WHAT IS BEING ASKED:
Among the lines below, count those with "położeniu". Give the total alone.
[Start of RECORDS FOR PROCESSING]
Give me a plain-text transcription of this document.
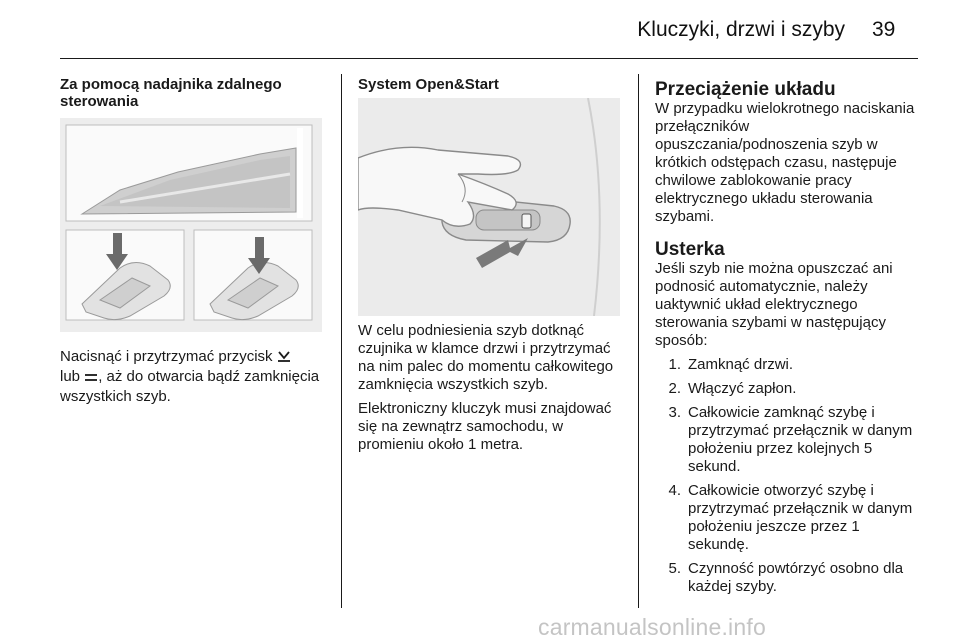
Kluczyki, drzwi i szyby 39
Za pomocą nadajnika zdalnego sterowania

Nacisnąć i przytrzymać przycisk
lub , aż do otwarcia bądź zamknięcia wszystkich szyb.

System Open&Start

W celu podniesienia szyb dotknąć czujnika w klamce drzwi i przytrzymać na nim palec do momentu całkowitego zamknięcia wszystkich szyb.

Elektroniczny kluczyk musi znajdować się na zewnątrz samochodu, w promieniu około 1 metra.

Przeciążenie układu

W przypadku wielokrotnego naciskania przełączników opuszczania/podnoszenia szyb w krótkich odstępach czasu, następuje chwilowe zablokowanie pracy elektrycznego układu sterowania szybami.

Usterka

Jeśli szyb nie można opuszczać ani podnosić automatycznie, należy uaktywnić układ elektrycznego sterowania szybami w następujący sposób:

1. Zamknąć drzwi.
2. Włączyć zapłon.
3. Całkowicie zamknąć szybę i przytrzymać przełącznik w danym położeniu przez kolejnych 5 sekund.
4. Całkowicie otworzyć szybę i przytrzymać przełącznik w danym położeniu jeszcze przez 1 sekundę.
5. Czynność powtórzyć osobno dla każdej szyby.
carmanualsonline.info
[End of RECORDS FOR PROCESSING]
THE RESPONSE:
2